Your task is to gather the lines below that hold the string "description".

(Entries from a dataset)

◆ ◆ ◆ ◆ ◆

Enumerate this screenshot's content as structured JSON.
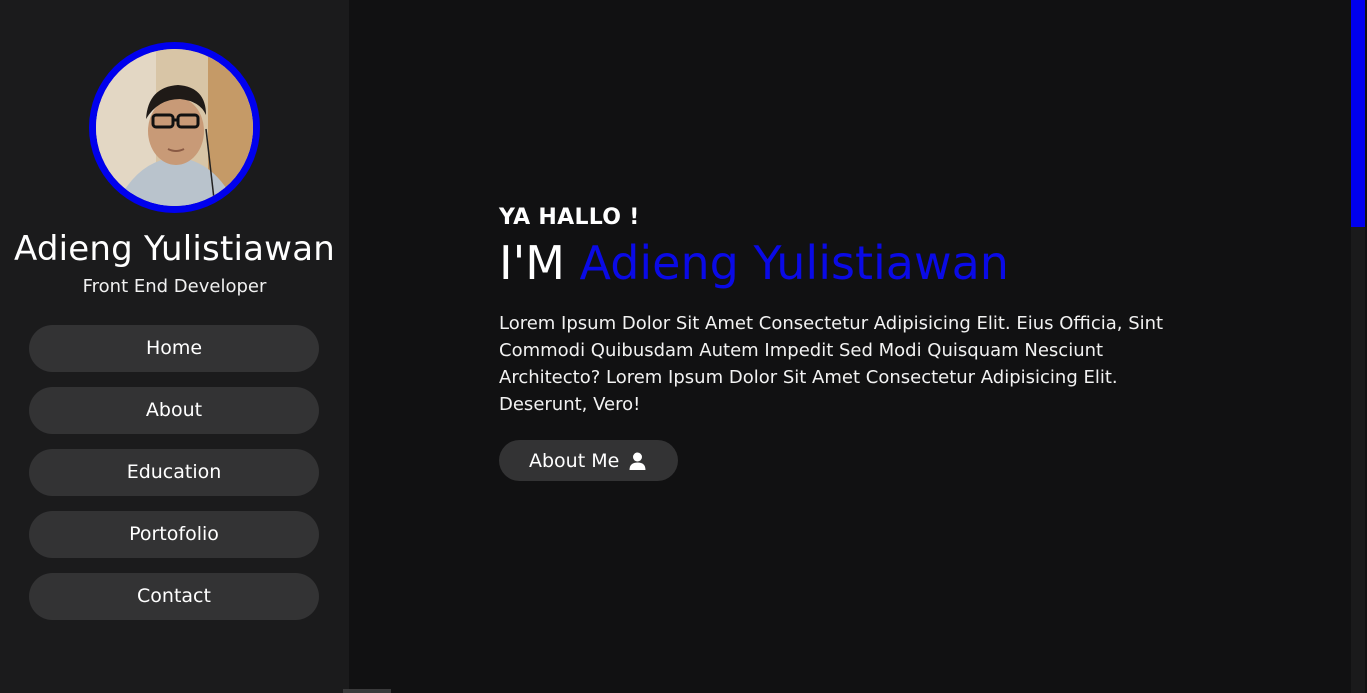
{
  "profile": {
    "name": "Adieng Yulistiawan",
    "role": "Front End Developer",
    "avatar_ring_color": "#0000ee"
  },
  "nav": {
    "items": [
      {
        "label": "Home"
      },
      {
        "label": "About"
      },
      {
        "label": "Education"
      },
      {
        "label": "Portofolio"
      },
      {
        "label": "Contact"
      }
    ]
  },
  "hero": {
    "greeting": "YA HALLO !",
    "title_prefix": "I'M",
    "title_name": "Adieng Yulistiawan",
    "description": "Lorem Ipsum Dolor Sit Amet Consectetur Adipisicing Elit. Eius Officia, Sint Commodi Quibusdam Autem Impedit Sed Modi Quisquam Nesciunt Architecto? Lorem Ipsum Dolor Sit Amet Consectetur Adipisicing Elit. Deserunt, Vero!",
    "button_label": "About Me",
    "button_icon": "user-icon",
    "accent_color": "#0a0ae6"
  },
  "scrollbar": {
    "thumb_color": "#0000ee"
  }
}
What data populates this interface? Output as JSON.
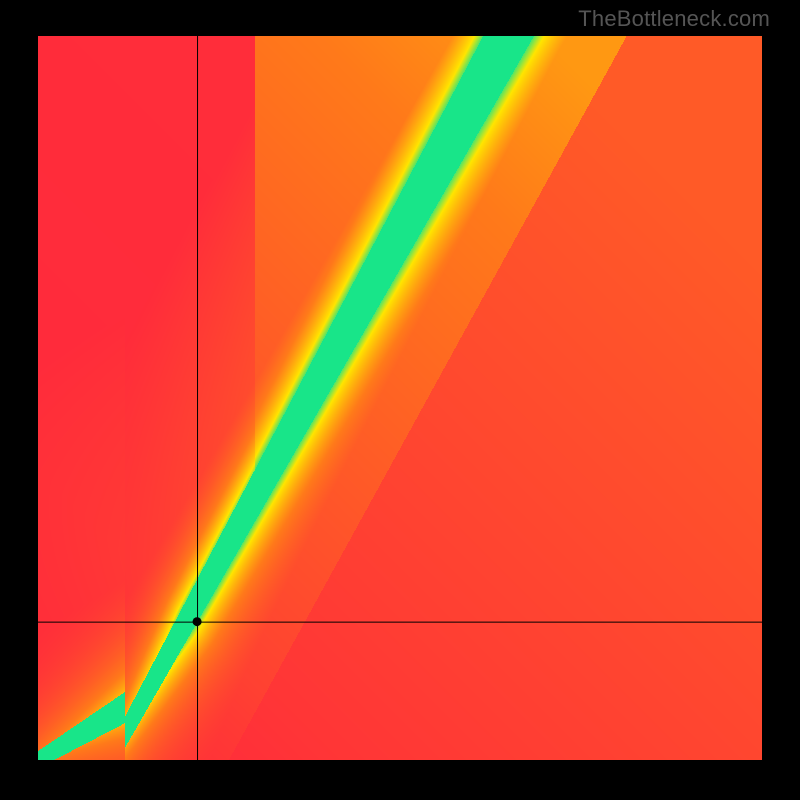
{
  "watermark": "TheBottleneck.com",
  "chart_data": {
    "type": "heatmap",
    "title": "",
    "xlabel": "",
    "ylabel": "",
    "xlim": [
      0,
      100
    ],
    "ylim": [
      0,
      100
    ],
    "crosshair": {
      "x": 22,
      "y": 19
    },
    "marker": {
      "x": 22,
      "y": 19
    },
    "ridge": {
      "description": "Green optimal band; slope ≈1.8, y ≈ -8 + 1.8·x near origin, band widens with x",
      "points": [
        {
          "x": 0,
          "y": 0
        },
        {
          "x": 10,
          "y": 7
        },
        {
          "x": 20,
          "y": 18
        },
        {
          "x": 30,
          "y": 34
        },
        {
          "x": 40,
          "y": 52
        },
        {
          "x": 50,
          "y": 70
        },
        {
          "x": 60,
          "y": 90
        },
        {
          "x": 65,
          "y": 100
        }
      ]
    },
    "colors": {
      "red": "#ff2a3c",
      "orange": "#ff7a1a",
      "yellow": "#ffe500",
      "green": "#18e58a",
      "cyan": "#20e0a0"
    },
    "grid": false,
    "legend": null
  }
}
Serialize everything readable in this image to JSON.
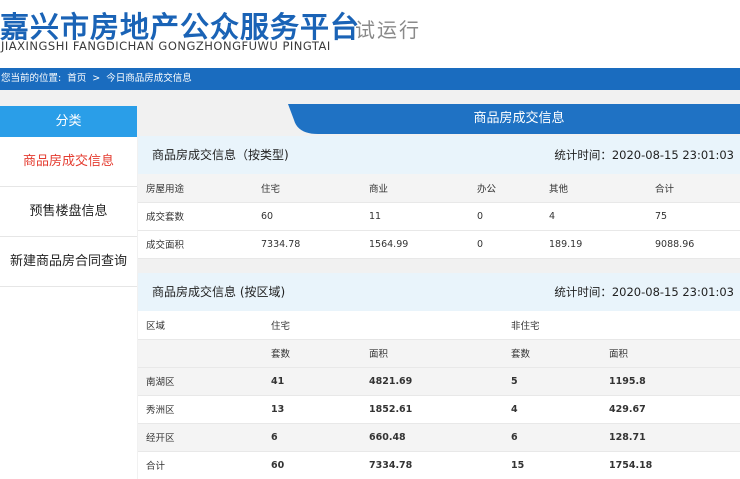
{
  "header": {
    "logo_cn": "嘉兴市房地产公众服务平台",
    "logo_en": "JIAXINGSHI FANGDICHAN GONGZHONGFUWU PINGTAI",
    "trial": "试运行"
  },
  "breadcrumb": {
    "prefix": "您当前的位置:",
    "home": "首页",
    "separator": ">",
    "current": "今日商品房成交信息"
  },
  "sidebar": {
    "title": "分类",
    "items": [
      {
        "label": "商品房成交信息",
        "active": true
      },
      {
        "label": "预售楼盘信息",
        "active": false
      },
      {
        "label": "新建商品房合同查询",
        "active": false
      }
    ]
  },
  "main": {
    "tab_label": "商品房成交信息",
    "by_type": {
      "title": "商品房成交信息（按类型)",
      "time": "统计时间：2020-08-15 23:01:03",
      "header": [
        "房屋用途",
        "住宅",
        "商业",
        "办公",
        "其他",
        "合计"
      ],
      "rows": [
        [
          "成交套数",
          "60",
          "11",
          "0",
          "4",
          "75"
        ],
        [
          "成交面积",
          "7334.78",
          "1564.99",
          "0",
          "189.19",
          "9088.96"
        ]
      ]
    },
    "by_region": {
      "title": "商品房成交信息 (按区域)",
      "time": "统计时间：2020-08-15 23:01:03",
      "header1": [
        "区域",
        "住宅",
        "非住宅"
      ],
      "header2": [
        "套数",
        "面积",
        "套数",
        "面积"
      ],
      "rows": [
        [
          "南湖区",
          "41",
          "4821.69",
          "5",
          "1195.8"
        ],
        [
          "秀洲区",
          "13",
          "1852.61",
          "4",
          "429.67"
        ],
        [
          "经开区",
          "6",
          "660.48",
          "6",
          "128.71"
        ],
        [
          "合计",
          "60",
          "7334.78",
          "15",
          "1754.18"
        ]
      ]
    }
  },
  "colors": {
    "brand_blue": "#1a63b6",
    "bar_blue": "#1a6cbf",
    "sidebar_head": "#2a9ee8",
    "active_red": "#e43b2f"
  }
}
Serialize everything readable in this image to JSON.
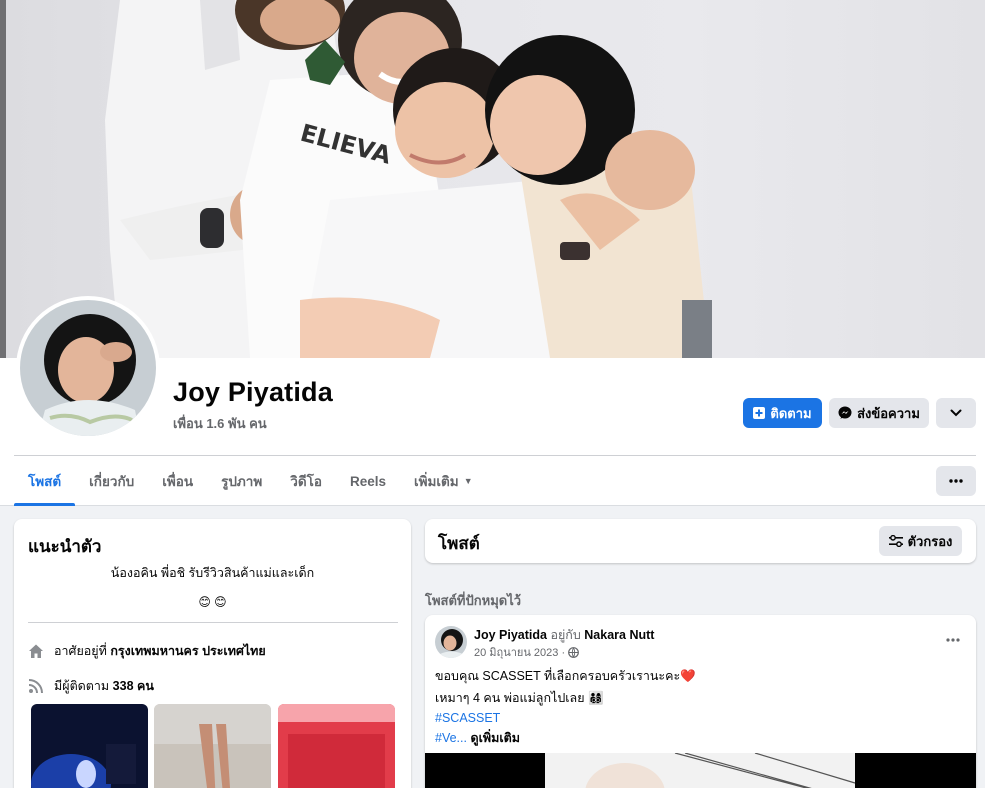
{
  "profile": {
    "name": "Joy Piyatida",
    "friends": "เพื่อน 1.6 พัน คน"
  },
  "actions": {
    "follow": "ติดตาม",
    "message": "ส่งข้อความ"
  },
  "tabs": [
    {
      "label": "โพสต์",
      "active": true
    },
    {
      "label": "เกี่ยวกับ"
    },
    {
      "label": "เพื่อน"
    },
    {
      "label": "รูปภาพ"
    },
    {
      "label": "วิดีโอ"
    },
    {
      "label": "Reels"
    },
    {
      "label": "เพิ่มเติม"
    }
  ],
  "intro": {
    "title": "แนะนำตัว",
    "bio": "น้องอคิน พี่อชิ รับรีวิวสินค้าแม่และเด็ก",
    "emoji": "😊 😊",
    "lives_prefix": "อาศัยอยู่ที่",
    "lives_place": "กรุงเทพมหานคร ประเทศไทย",
    "followers_prefix": "มีผู้ติดตาม",
    "followers_count": "338 คน"
  },
  "posts": {
    "title": "โพสต์",
    "filter_label": "ตัวกรอง",
    "pinned_label": "โพสต์ที่ปักหมุดไว้"
  },
  "post": {
    "author": "Joy Piyatida",
    "with_text": "อยู่กับ",
    "tagged": "Nakara Nutt",
    "date": "20 มิถุนายน 2023 ·",
    "line1": "ขอบคุณ SCASSET ที่เลือกครอบครัวเรานะคะ❤️",
    "line2": "เหมาๆ 4 คน พ่อแม่ลูกไปเลย 👨‍👩‍👦‍👦",
    "hashtag1": "#SCASSET",
    "hashtag2": "#Ve...",
    "see_more": "ดูเพิ่มเติม"
  },
  "colors": {
    "accent": "#1b74e4",
    "secondary_button": "#e4e6eb",
    "page_bg": "#f0f2f5"
  },
  "icons": [
    "plus-person-icon",
    "messenger-icon",
    "chevron-down-icon",
    "more-dots-icon",
    "filter-sliders-icon",
    "home-icon",
    "rss-icon",
    "globe-icon"
  ]
}
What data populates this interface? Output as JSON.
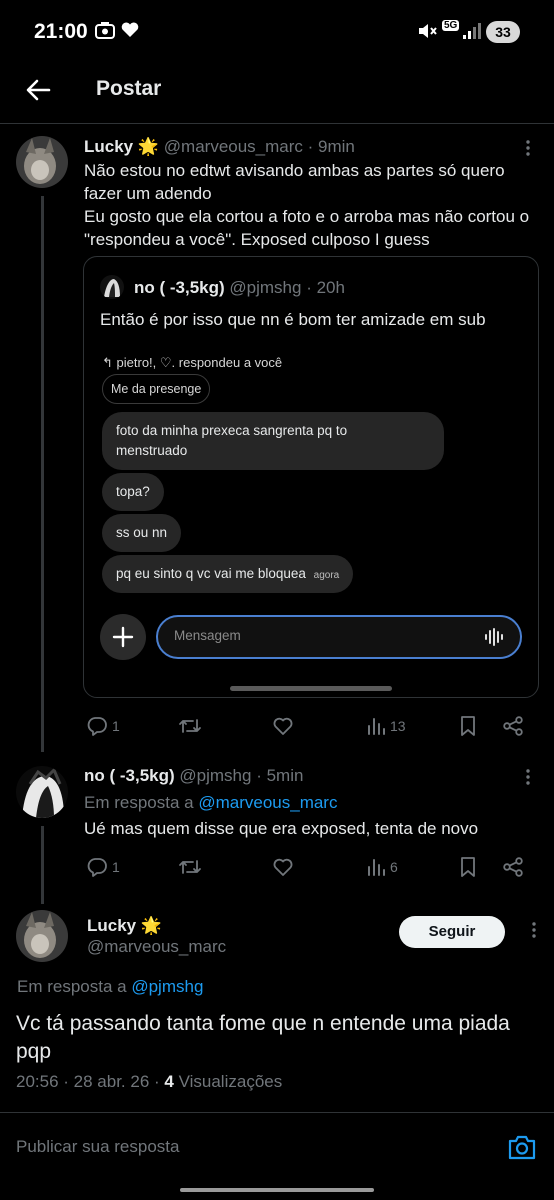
{
  "status_bar": {
    "time": "21:00",
    "battery": "33",
    "network": "5G",
    "icons": [
      "camera-icon",
      "heart-icon",
      "mute-icon",
      "signal-icon"
    ]
  },
  "header": {
    "title": "Postar"
  },
  "post1": {
    "name": "Lucky",
    "emoji": "🌟",
    "handle": "@marveous_marc",
    "time": "· 9min",
    "lines": [
      "Não estou no edtwt avisando ambas as partes só quero",
      "fazer um adendo",
      "Eu gosto que ela cortou a foto e o arroba mas não cortou o",
      "\"respondeu a você\". Exposed culposo I guess"
    ],
    "quote": {
      "name": "no ( -3,5kg)",
      "handle": "@pjmshg",
      "time": "· 20h",
      "text": "Então é por isso que nn é bom ter amizade em sub",
      "screenshot": {
        "reply_header": "pietro!, ♡. respondeu a você",
        "own_message": "Me da presenge",
        "messages": [
          "foto da minha prexeca sangrenta pq to",
          "menstruado",
          "topa?",
          "ss ou nn",
          "pq eu sinto q vc vai me bloquea"
        ],
        "last_time": "agora",
        "input_placeholder": "Mensagem"
      }
    },
    "stats": {
      "replies": "1",
      "views": "13"
    }
  },
  "post2": {
    "name": "no ( -3,5kg)",
    "handle": "@pjmshg",
    "time": "· 5min",
    "reply_prefix": "Em resposta a",
    "reply_to": "@marveous_marc",
    "text": "Ué mas quem disse que era exposed, tenta de novo",
    "stats": {
      "replies": "1",
      "views": "6"
    }
  },
  "main_post": {
    "name": "Lucky",
    "emoji": "🌟",
    "handle": "@marveous_marc",
    "follow_label": "Seguir",
    "reply_prefix": "Em resposta a",
    "reply_to": "@pjmshg",
    "lines": [
      "Vc tá passando tanta fome que n entende uma piada",
      "pqp"
    ],
    "meta_time": "20:56 · 28 abr. 26 ·",
    "views_count": "4",
    "views_label": "Visualizações"
  },
  "reply_bar": {
    "placeholder": "Publicar sua resposta"
  },
  "colors": {
    "accent": "#1d9bf0",
    "muted": "#71767b",
    "text": "#e7e9ea",
    "border": "#2f3336"
  }
}
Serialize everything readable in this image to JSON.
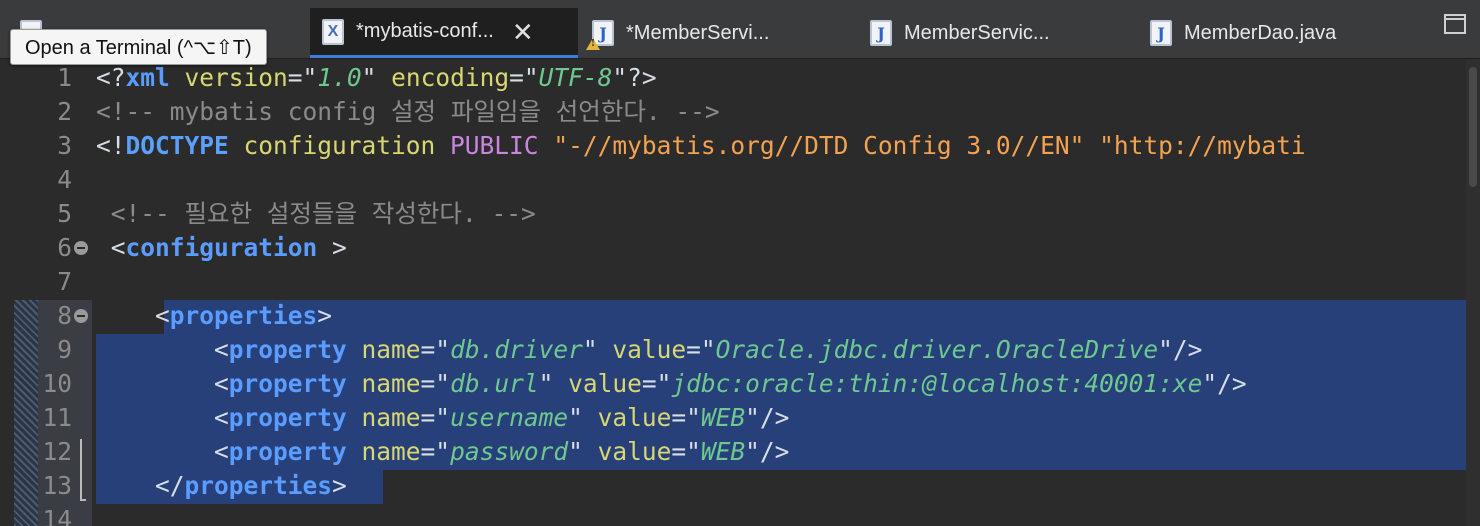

◆ ◆ ◆ ◆ ◆

In response:
    "description": "Lorem Ipsum Dolor Sit Amet Consectetur Adipisicing Elit. Eius Officia, Sint Commodi Quibusdam Autem Impedit Sed Modi Quisquam Nesciunt Architecto? Lorem Ipsum Dolor Sit Amet Consectetur Adipisicing Elit. Deserunt, Vero!",
      "description": "Green optimal band; slope ≈1.8, y ≈ -8 + 1.8·x near origin, band widens with x",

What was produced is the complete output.